──────── DATA SHOWN ────────

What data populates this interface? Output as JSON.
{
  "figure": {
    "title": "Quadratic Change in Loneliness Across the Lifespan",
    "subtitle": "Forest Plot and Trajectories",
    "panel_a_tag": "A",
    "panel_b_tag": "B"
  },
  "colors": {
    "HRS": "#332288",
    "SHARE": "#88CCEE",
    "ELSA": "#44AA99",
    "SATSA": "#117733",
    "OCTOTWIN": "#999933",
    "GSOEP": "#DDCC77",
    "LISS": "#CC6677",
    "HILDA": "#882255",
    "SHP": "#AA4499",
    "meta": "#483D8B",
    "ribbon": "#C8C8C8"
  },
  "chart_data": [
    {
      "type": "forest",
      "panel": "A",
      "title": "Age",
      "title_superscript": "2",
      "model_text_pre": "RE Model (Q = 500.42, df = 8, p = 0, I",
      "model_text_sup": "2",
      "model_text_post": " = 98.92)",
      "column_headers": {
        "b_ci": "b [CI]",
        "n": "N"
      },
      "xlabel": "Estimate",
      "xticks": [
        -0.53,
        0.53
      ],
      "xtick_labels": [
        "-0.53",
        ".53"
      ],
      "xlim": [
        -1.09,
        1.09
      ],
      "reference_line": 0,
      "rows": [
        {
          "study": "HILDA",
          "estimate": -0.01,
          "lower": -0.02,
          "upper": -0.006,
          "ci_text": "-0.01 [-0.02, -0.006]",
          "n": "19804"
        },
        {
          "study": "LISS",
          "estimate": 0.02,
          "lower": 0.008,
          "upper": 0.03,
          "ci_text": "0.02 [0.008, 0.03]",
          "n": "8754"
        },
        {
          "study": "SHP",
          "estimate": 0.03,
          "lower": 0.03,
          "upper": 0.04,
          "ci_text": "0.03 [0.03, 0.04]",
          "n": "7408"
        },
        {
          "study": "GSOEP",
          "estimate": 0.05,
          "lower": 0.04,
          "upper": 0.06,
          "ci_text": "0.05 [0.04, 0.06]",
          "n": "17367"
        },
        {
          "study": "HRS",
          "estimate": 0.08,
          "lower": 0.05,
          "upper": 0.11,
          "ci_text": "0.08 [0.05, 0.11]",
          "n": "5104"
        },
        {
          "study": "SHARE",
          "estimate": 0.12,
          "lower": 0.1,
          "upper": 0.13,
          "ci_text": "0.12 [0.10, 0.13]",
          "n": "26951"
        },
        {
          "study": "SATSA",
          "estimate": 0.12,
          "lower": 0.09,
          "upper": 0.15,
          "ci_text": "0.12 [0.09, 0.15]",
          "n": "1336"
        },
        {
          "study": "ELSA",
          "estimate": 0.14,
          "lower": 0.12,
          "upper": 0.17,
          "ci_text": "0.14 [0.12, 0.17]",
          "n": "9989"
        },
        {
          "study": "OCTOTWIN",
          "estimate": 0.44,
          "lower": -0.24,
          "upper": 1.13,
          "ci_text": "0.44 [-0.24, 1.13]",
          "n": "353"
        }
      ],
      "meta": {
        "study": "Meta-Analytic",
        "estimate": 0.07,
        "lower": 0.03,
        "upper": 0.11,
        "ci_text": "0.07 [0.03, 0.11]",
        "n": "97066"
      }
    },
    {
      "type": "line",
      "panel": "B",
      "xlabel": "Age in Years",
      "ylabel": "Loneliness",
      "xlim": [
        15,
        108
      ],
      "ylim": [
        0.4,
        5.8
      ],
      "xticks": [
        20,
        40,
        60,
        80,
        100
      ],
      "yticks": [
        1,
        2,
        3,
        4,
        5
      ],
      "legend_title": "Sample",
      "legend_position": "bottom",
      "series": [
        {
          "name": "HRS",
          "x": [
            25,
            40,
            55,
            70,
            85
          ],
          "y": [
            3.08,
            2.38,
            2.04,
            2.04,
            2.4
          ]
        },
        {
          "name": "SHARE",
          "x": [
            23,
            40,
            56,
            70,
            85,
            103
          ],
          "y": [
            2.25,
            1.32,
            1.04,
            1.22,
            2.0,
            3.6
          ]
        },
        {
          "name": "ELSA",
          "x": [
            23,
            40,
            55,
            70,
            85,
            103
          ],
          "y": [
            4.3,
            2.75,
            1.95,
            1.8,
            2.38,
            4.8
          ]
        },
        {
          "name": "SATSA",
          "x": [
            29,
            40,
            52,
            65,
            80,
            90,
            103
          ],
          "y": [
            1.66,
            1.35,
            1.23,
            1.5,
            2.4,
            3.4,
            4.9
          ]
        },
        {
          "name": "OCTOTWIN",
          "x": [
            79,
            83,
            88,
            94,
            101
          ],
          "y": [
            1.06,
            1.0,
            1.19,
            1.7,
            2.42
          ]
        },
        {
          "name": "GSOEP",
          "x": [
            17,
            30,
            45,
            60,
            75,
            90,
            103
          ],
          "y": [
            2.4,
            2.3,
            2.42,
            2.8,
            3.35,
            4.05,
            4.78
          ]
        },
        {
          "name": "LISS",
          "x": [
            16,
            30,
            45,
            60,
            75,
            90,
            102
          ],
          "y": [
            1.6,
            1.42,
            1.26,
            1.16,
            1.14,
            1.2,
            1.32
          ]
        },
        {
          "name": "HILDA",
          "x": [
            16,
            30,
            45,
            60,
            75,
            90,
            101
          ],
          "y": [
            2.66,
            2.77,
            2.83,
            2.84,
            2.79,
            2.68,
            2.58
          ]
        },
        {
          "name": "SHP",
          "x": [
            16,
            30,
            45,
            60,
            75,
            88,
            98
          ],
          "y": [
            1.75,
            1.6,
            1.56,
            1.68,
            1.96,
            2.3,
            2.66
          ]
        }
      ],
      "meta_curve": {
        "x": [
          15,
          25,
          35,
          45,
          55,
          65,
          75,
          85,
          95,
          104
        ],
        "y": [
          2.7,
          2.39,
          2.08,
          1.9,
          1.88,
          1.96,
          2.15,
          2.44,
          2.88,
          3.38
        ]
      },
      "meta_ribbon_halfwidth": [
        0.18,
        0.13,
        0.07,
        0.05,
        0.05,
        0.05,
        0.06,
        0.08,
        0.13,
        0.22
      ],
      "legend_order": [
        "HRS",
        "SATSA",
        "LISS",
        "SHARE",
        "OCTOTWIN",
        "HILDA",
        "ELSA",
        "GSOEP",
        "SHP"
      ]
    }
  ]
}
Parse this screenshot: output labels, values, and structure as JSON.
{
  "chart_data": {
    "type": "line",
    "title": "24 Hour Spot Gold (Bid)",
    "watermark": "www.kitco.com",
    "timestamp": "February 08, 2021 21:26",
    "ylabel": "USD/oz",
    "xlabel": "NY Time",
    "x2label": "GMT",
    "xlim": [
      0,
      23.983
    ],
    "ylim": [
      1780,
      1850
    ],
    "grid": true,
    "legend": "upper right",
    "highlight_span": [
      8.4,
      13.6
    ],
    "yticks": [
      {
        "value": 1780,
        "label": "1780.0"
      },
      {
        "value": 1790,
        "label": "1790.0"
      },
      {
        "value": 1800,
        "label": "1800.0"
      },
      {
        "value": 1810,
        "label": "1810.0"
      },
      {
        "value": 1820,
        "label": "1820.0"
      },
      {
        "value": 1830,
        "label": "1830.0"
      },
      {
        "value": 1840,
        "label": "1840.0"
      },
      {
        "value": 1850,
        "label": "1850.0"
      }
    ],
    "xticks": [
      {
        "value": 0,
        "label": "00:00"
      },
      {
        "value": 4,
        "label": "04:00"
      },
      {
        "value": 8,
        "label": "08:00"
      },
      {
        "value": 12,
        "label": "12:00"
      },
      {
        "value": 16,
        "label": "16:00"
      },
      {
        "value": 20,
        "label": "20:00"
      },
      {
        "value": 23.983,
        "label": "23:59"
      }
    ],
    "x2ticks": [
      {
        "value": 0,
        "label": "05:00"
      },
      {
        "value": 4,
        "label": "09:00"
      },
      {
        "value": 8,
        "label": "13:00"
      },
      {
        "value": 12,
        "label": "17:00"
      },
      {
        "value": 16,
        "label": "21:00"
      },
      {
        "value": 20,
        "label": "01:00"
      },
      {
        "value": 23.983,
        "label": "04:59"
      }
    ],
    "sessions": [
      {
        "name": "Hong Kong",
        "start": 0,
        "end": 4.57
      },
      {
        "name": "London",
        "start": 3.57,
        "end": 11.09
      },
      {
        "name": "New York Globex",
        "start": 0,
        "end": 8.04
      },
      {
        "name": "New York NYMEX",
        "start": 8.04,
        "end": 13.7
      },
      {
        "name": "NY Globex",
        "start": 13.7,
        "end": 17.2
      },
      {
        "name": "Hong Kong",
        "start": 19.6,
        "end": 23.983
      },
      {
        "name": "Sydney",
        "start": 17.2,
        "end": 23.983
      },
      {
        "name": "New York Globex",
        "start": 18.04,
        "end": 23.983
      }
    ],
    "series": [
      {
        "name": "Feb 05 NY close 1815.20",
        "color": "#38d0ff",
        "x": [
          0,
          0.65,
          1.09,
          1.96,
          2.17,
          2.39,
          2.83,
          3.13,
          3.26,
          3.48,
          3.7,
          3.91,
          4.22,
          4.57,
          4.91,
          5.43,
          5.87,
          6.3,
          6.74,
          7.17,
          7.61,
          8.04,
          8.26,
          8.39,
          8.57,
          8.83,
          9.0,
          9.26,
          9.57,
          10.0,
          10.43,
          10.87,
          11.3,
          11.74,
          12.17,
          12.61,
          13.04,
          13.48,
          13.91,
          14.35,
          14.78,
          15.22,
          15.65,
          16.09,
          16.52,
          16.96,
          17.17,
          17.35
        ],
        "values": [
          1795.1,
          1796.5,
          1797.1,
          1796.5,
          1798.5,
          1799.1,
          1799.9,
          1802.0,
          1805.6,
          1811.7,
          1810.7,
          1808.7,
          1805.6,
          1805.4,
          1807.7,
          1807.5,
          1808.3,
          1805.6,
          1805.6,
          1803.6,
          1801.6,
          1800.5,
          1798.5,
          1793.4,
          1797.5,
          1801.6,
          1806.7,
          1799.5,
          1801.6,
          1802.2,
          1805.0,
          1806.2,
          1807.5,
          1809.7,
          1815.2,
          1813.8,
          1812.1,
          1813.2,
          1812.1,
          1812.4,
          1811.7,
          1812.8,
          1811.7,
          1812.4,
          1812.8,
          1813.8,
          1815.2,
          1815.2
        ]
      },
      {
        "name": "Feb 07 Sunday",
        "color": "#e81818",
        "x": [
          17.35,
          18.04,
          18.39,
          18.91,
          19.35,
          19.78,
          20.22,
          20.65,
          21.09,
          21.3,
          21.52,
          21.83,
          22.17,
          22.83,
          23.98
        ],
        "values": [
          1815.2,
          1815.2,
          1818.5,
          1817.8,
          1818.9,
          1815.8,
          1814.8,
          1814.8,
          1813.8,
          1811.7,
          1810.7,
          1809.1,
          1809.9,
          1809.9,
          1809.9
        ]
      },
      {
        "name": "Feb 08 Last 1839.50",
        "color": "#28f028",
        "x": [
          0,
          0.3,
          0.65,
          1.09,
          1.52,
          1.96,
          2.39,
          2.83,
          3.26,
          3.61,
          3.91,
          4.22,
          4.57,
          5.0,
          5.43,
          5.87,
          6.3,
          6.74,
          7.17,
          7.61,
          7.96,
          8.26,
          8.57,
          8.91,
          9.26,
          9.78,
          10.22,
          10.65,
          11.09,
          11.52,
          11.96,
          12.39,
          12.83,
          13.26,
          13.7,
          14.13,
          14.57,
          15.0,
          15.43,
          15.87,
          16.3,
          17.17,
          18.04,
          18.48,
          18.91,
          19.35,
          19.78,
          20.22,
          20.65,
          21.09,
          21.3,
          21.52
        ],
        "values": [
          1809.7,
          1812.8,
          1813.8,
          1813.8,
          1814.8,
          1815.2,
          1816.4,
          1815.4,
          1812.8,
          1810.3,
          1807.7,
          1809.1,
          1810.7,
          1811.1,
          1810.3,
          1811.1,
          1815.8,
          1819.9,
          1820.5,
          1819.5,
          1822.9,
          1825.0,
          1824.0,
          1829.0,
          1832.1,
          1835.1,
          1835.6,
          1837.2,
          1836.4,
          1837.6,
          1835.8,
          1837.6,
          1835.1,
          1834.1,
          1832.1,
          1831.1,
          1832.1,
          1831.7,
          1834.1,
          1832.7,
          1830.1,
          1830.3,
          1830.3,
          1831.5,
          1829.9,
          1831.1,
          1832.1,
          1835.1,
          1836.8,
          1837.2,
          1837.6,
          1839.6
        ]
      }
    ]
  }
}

────────

TASK DETAILS:
In the entries above, count each line holding "start" and report the total and nothing more.

ANSWER FOR THIS EXERCISE:
8